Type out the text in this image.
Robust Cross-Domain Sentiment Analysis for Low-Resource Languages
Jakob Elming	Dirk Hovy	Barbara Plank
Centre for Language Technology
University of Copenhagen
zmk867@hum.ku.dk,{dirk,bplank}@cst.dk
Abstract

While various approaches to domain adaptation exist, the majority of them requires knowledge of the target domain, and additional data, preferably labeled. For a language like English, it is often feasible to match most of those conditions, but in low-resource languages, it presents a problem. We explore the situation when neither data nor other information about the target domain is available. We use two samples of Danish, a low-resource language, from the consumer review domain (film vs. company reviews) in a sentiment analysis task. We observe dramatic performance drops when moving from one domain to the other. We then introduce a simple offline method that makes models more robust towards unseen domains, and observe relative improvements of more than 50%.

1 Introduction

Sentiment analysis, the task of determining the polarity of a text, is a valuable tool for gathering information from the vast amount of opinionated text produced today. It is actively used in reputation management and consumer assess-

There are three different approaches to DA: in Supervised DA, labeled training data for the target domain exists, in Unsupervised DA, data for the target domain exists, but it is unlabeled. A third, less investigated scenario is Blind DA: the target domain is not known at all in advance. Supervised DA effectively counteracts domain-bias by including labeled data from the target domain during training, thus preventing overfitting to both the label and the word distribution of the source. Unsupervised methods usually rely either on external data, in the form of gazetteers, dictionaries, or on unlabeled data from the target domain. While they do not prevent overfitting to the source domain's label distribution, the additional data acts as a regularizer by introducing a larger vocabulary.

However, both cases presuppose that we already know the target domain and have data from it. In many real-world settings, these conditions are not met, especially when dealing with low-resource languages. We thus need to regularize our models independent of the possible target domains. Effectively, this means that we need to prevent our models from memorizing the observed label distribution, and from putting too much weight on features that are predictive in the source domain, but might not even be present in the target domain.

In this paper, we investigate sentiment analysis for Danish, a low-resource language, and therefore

■ **Short exercise**:
Using the records above, list each line that includes "text".

■ **Output for this task**:
Type out the text in this image.
Sentiment analysis, the task of determining the polarity of a text, is a valuable tool for gathering information from the vast amount of opinionated text produced today. It is actively used in reputation management and consumer assess-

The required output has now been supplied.